● Given request
Extract, from the records beneath this instruction, each line that contains the word "game".
┄┄┄┄┄┄
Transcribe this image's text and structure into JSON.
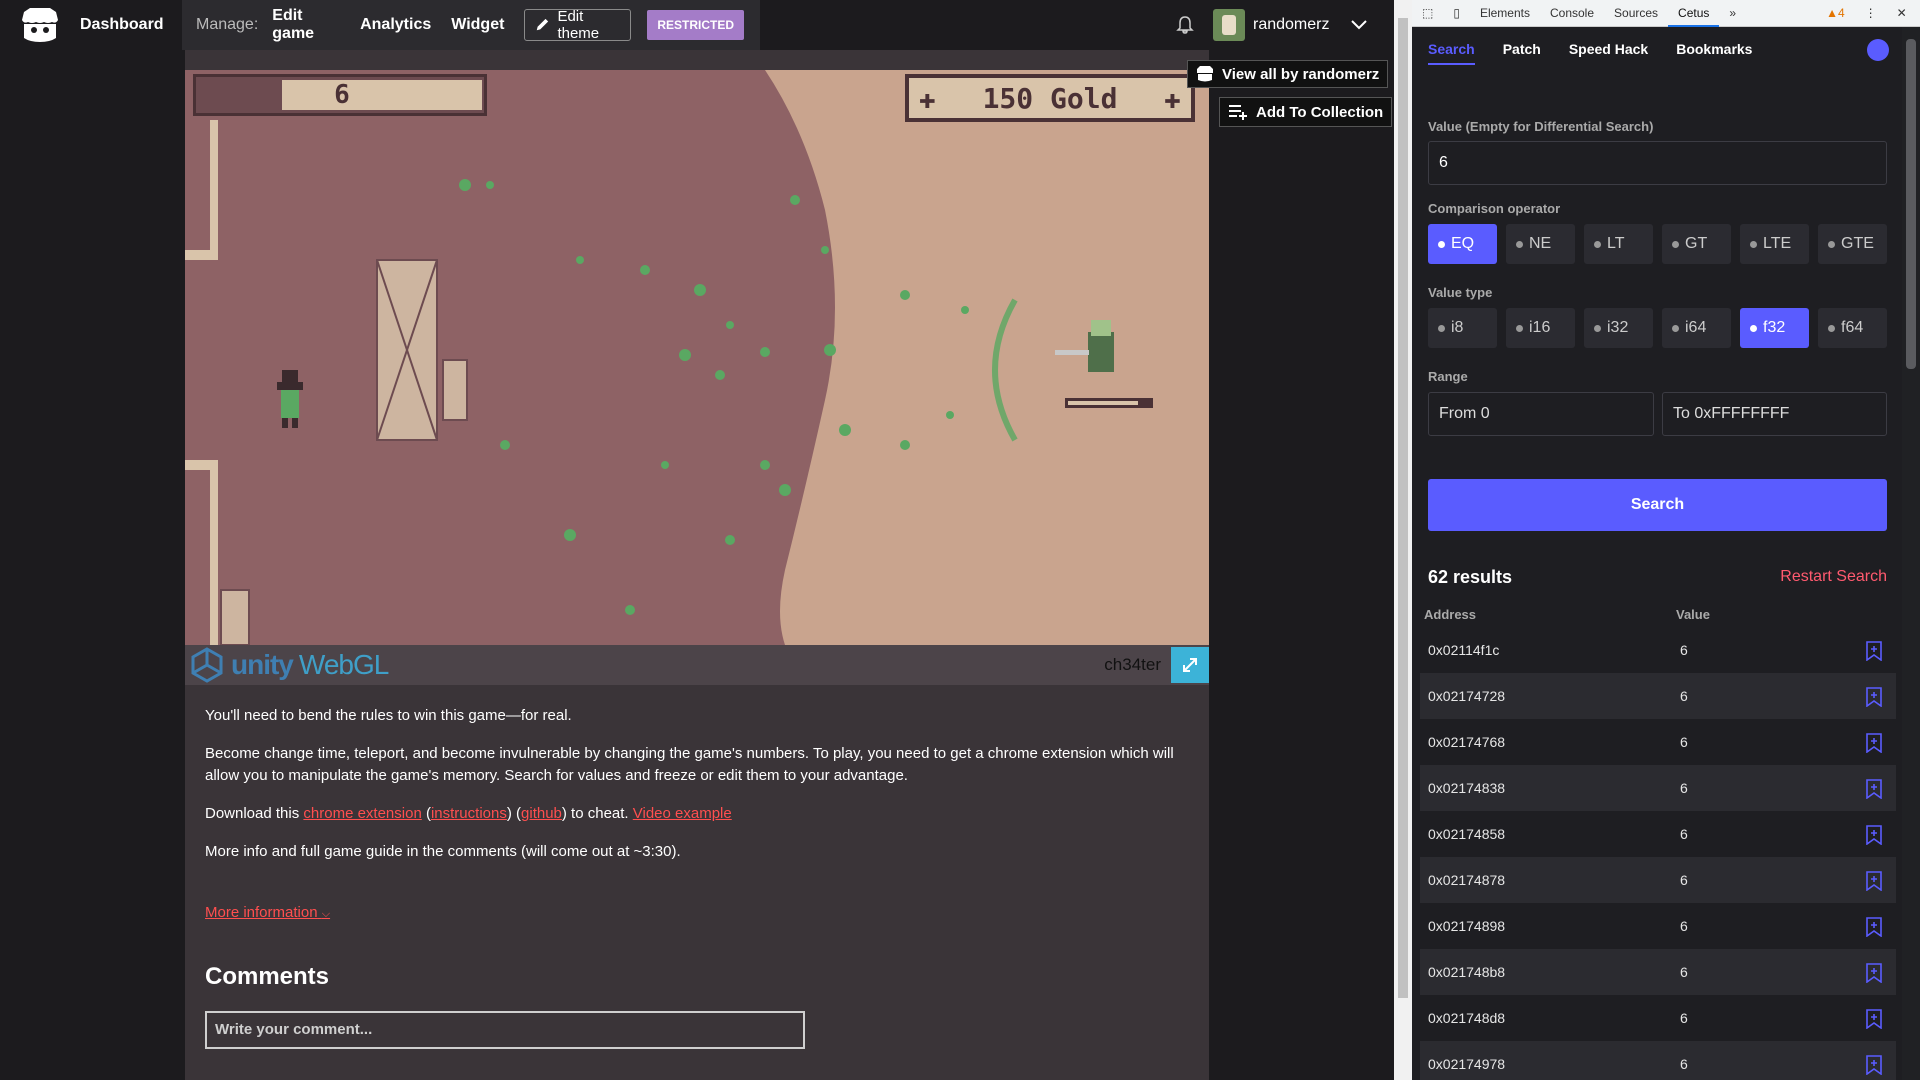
{
  "topbar": {
    "dashboard": "Dashboard",
    "manage_label": "Manage:",
    "links": [
      "Edit game",
      "Analytics",
      "Widget"
    ],
    "edit_theme": "Edit theme",
    "restricted": "RESTRICTED",
    "username": "randomerz"
  },
  "game": {
    "hud_left_value": "6",
    "hud_right_value": "150 Gold",
    "engine_word": "unity",
    "engine_variant": "WebGL",
    "name": "ch34ter"
  },
  "side_buttons": {
    "view_all": "View all by randomerz",
    "add_collection": "Add To Collection"
  },
  "description": {
    "p1": "You'll need to bend the rules to win this game—for real.",
    "p2": "Become change time, teleport, and become invulnerable by changing the game's numbers. To play, you need to get a chrome extension which will allow you to manipulate the game's memory. Search for values and freeze or edit them to your advantage.",
    "p3_prefix": "Download this ",
    "p3_link1": "chrome extension",
    "p3_mid1": " (",
    "p3_link2": "instructions",
    "p3_mid2": ") (",
    "p3_link3": "github",
    "p3_mid3": ") to cheat. ",
    "p3_link4": "Video example",
    "p4": "More info and full game guide in the comments (will come out at ~3:30).",
    "more_info": "More information"
  },
  "comments": {
    "heading": "Comments",
    "placeholder": "Write your comment..."
  },
  "devtools": {
    "tabs": [
      "Elements",
      "Console",
      "Sources",
      "Cetus"
    ],
    "warnings": "4",
    "active_tab": "Cetus"
  },
  "cetus": {
    "tabs": [
      "Search",
      "Patch",
      "Speed Hack",
      "Bookmarks"
    ],
    "value_label": "Value (Empty for Differential Search)",
    "value": "6",
    "operator_label": "Comparison operator",
    "operators": [
      "EQ",
      "NE",
      "LT",
      "GT",
      "LTE",
      "GTE"
    ],
    "selected_operator": "EQ",
    "type_label": "Value type",
    "types": [
      "i8",
      "i16",
      "i32",
      "i64",
      "f32",
      "f64"
    ],
    "selected_type": "f32",
    "range_label": "Range",
    "range_from": "From 0",
    "range_to": "To 0xFFFFFFFF",
    "search_button": "Search",
    "results_count": "62 results",
    "restart": "Restart Search",
    "col_address": "Address",
    "col_value": "Value",
    "results": [
      {
        "address": "0x02114f1c",
        "value": "6"
      },
      {
        "address": "0x02174728",
        "value": "6"
      },
      {
        "address": "0x02174768",
        "value": "6"
      },
      {
        "address": "0x02174838",
        "value": "6"
      },
      {
        "address": "0x02174858",
        "value": "6"
      },
      {
        "address": "0x02174878",
        "value": "6"
      },
      {
        "address": "0x02174898",
        "value": "6"
      },
      {
        "address": "0x021748b8",
        "value": "6"
      },
      {
        "address": "0x021748d8",
        "value": "6"
      },
      {
        "address": "0x02174978",
        "value": "6"
      }
    ],
    "accent_color": "#5a5cff",
    "restart_color": "#ff5a6f"
  }
}
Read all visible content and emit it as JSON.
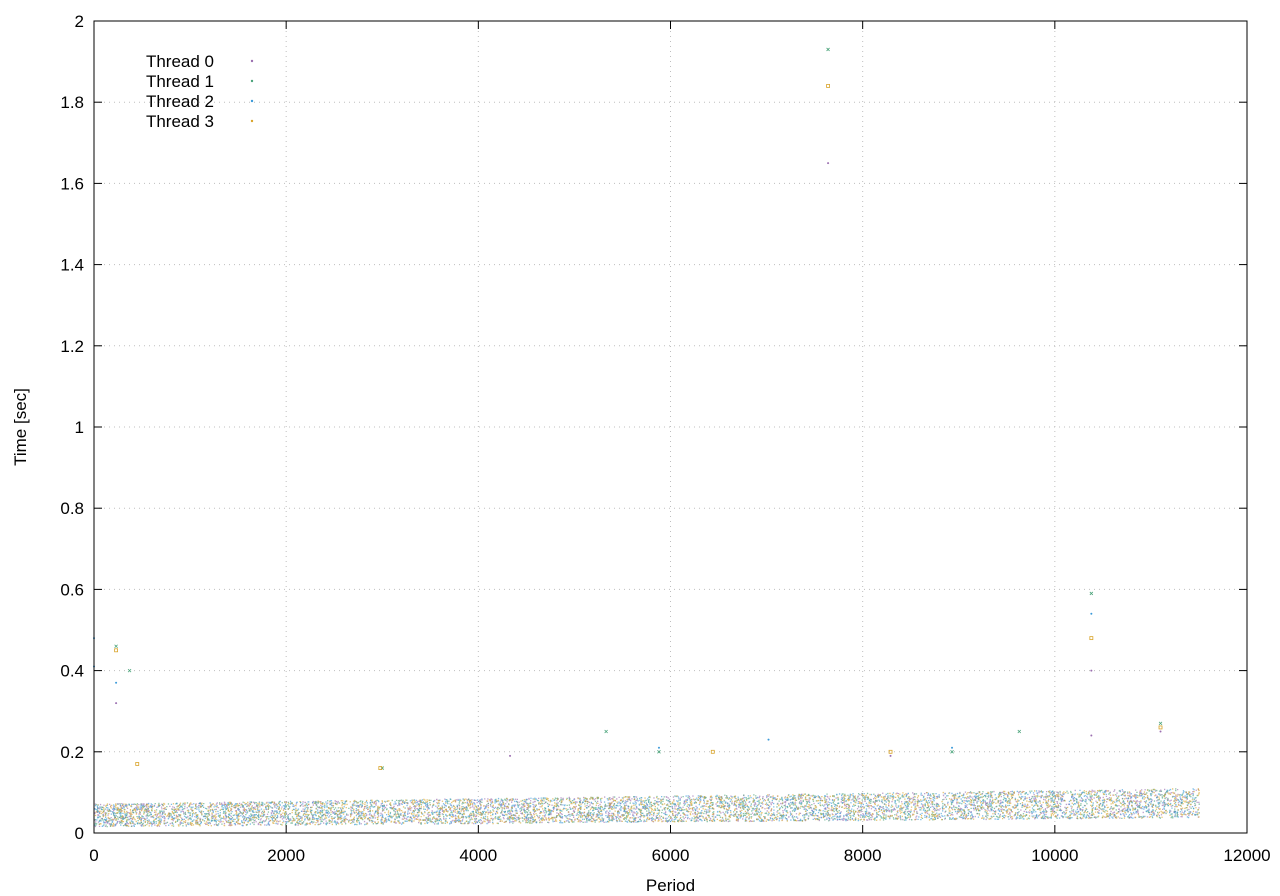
{
  "chart_data": {
    "type": "scatter",
    "xlabel": "Period",
    "ylabel": "Time [sec]",
    "xlim": [
      0,
      12000
    ],
    "ylim": [
      0,
      2
    ],
    "x_ticks": [
      "0",
      "2000",
      "4000",
      "6000",
      "8000",
      "10000",
      "12000"
    ],
    "y_ticks": [
      "0",
      "0.2",
      "0.4",
      "0.6",
      "0.8",
      "1",
      "1.2",
      "1.4",
      "1.6",
      "1.8",
      "2"
    ],
    "grid": true,
    "legend_position": "top-left",
    "series": [
      {
        "name": "Thread 0",
        "color": "#9b6fb0",
        "marker": "dot",
        "points": [
          [
            7640,
            1.65
          ],
          [
            10380,
            0.4
          ],
          [
            10380,
            0.24
          ],
          [
            230,
            0.32
          ],
          [
            11100,
            0.25
          ],
          [
            8290,
            0.19
          ],
          [
            4330,
            0.19
          ]
        ]
      },
      {
        "name": "Thread 1",
        "color": "#4aa37a",
        "marker": "cross",
        "points": [
          [
            7640,
            1.93
          ],
          [
            10380,
            0.59
          ],
          [
            230,
            0.46
          ],
          [
            370,
            0.4
          ],
          [
            5330,
            0.25
          ],
          [
            5880,
            0.2
          ],
          [
            9630,
            0.25
          ],
          [
            11100,
            0.27
          ],
          [
            8930,
            0.2
          ],
          [
            3000,
            0.16
          ]
        ]
      },
      {
        "name": "Thread 2",
        "color": "#3b9ad9",
        "marker": "dot",
        "points": [
          [
            10380,
            0.54
          ],
          [
            230,
            0.37
          ],
          [
            7020,
            0.23
          ],
          [
            8930,
            0.21
          ],
          [
            5880,
            0.21
          ],
          [
            0,
            0.48
          ],
          [
            0,
            0.41
          ]
        ]
      },
      {
        "name": "Thread 3",
        "color": "#d9a42a",
        "marker": "square",
        "points": [
          [
            7640,
            1.84
          ],
          [
            10380,
            0.48
          ],
          [
            230,
            0.45
          ],
          [
            8290,
            0.2
          ],
          [
            6440,
            0.2
          ],
          [
            450,
            0.17
          ],
          [
            2980,
            0.16
          ],
          [
            11100,
            0.26
          ]
        ]
      }
    ]
  }
}
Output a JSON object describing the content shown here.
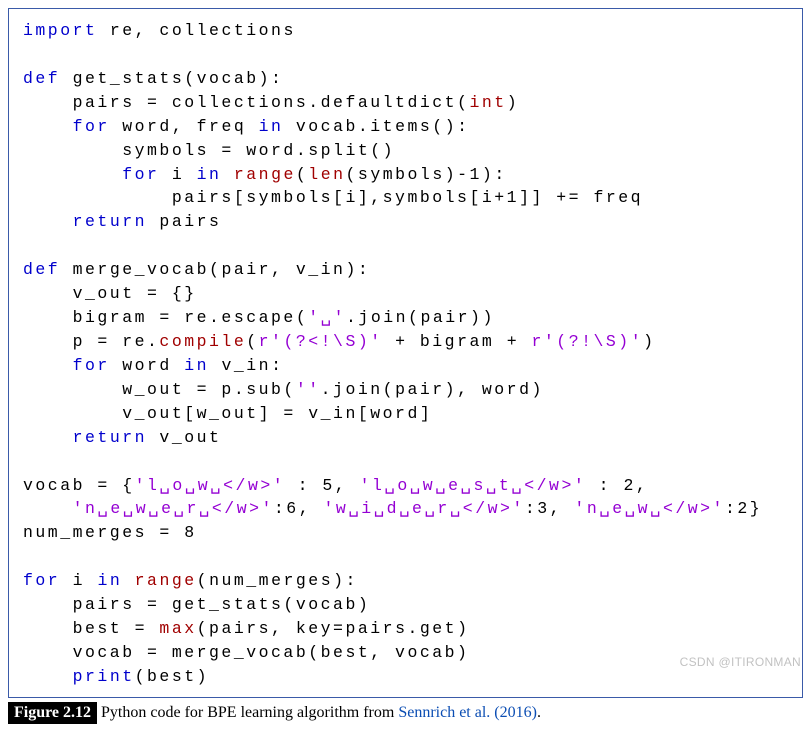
{
  "code": {
    "l1a": "import",
    "l1b": " re, collections",
    "l2": "",
    "l3a": "def",
    "l3b": " get_stats(vocab):",
    "l4": "    pairs = collections.defaultdict(",
    "l4b": "int",
    "l4c": ")",
    "l5a": "    ",
    "l5b": "for",
    "l5c": " word, freq ",
    "l5d": "in",
    "l5e": " vocab.items():",
    "l6": "        symbols = word.split()",
    "l7a": "        ",
    "l7b": "for",
    "l7c": " i ",
    "l7d": "in",
    "l7e": " ",
    "l7f": "range",
    "l7g": "(",
    "l7h": "len",
    "l7i": "(symbols)-1):",
    "l8": "            pairs[symbols[i],symbols[i+1]] += freq",
    "l9a": "    ",
    "l9b": "return",
    "l9c": " pairs",
    "l10": "",
    "l11a": "def",
    "l11b": " merge_vocab(pair, v_in):",
    "l12": "    v_out = {}",
    "l13a": "    bigram = re.escape(",
    "l13b": "'␣'",
    "l13c": ".join(pair))",
    "l14a": "    p = re.",
    "l14b": "compile",
    "l14c": "(",
    "l14d": "r'(?<!\\S)'",
    "l14e": " + bigram + ",
    "l14f": "r'(?!\\S)'",
    "l14g": ")",
    "l15a": "    ",
    "l15b": "for",
    "l15c": " word ",
    "l15d": "in",
    "l15e": " v_in:",
    "l16a": "        w_out = p.sub(",
    "l16b": "''",
    "l16c": ".join(pair), word)",
    "l17": "        v_out[w_out] = v_in[word]",
    "l18a": "    ",
    "l18b": "return",
    "l18c": " v_out",
    "l19": "",
    "l20a": "vocab = {",
    "l20b": "'l␣o␣w␣</w>'",
    "l20c": " : 5, ",
    "l20d": "'l␣o␣w␣e␣s␣t␣</w>'",
    "l20e": " : 2,",
    "l21a": "    ",
    "l21b": "'n␣e␣w␣e␣r␣</w>'",
    "l21c": ":6, ",
    "l21d": "'w␣i␣d␣e␣r␣</w>'",
    "l21e": ":3, ",
    "l21f": "'n␣e␣w␣</w>'",
    "l21g": ":2}",
    "l22": "num_merges = 8",
    "l23": "",
    "l24a": "for",
    "l24b": " i ",
    "l24c": "in",
    "l24d": " ",
    "l24e": "range",
    "l24f": "(num_merges):",
    "l25": "    pairs = get_stats(vocab)",
    "l26a": "    best = ",
    "l26b": "max",
    "l26c": "(pairs, key=pairs.get)",
    "l27": "    vocab = merge_vocab(best, vocab)",
    "l28a": "    ",
    "l28b": "print",
    "l28c": "(best)"
  },
  "caption": {
    "label": "Figure 2.12",
    "text_before": "   Python code for BPE learning algorithm from ",
    "citation": "Sennrich et al. (2016)",
    "text_after": "."
  },
  "watermark": "CSDN @ITIRONMAN"
}
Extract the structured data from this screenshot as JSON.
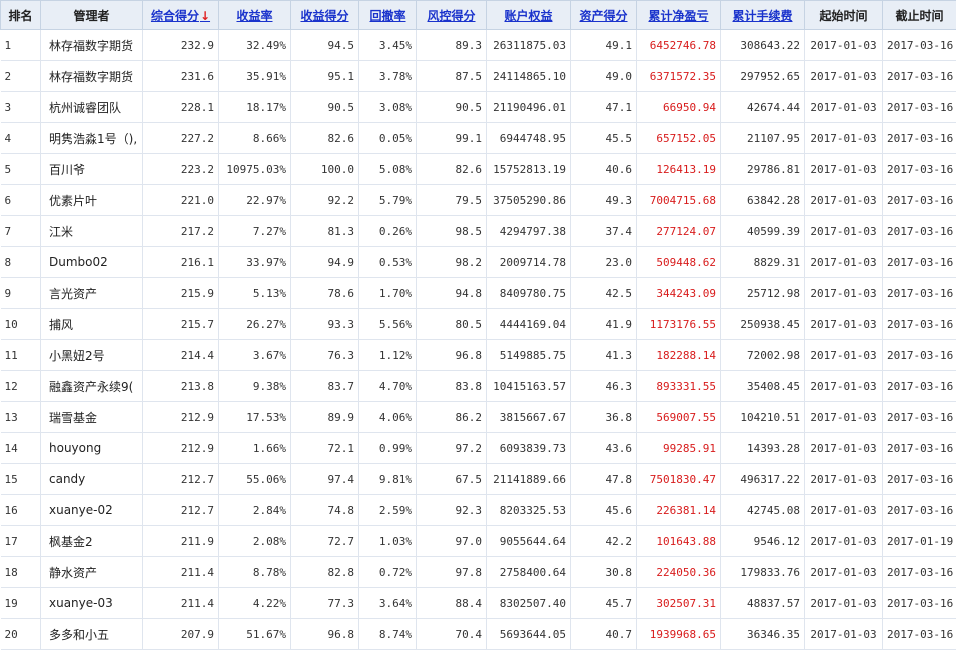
┄┄┄┄┄┄
● Task solution
      "Edit game",
  "game": {
    "p1": "You'll need to bend the rules to win this game—for real.",
    "p2": "Become change time, teleport, and become invulnerable by changing the game's numbers. To play, you need to get a chrome extension which will allow you to manipulate the game's memory. Search for values and freeze or edit them to your advantage.",
    "p4": "More info and full game guide in the comments (will come out at ~3:30).",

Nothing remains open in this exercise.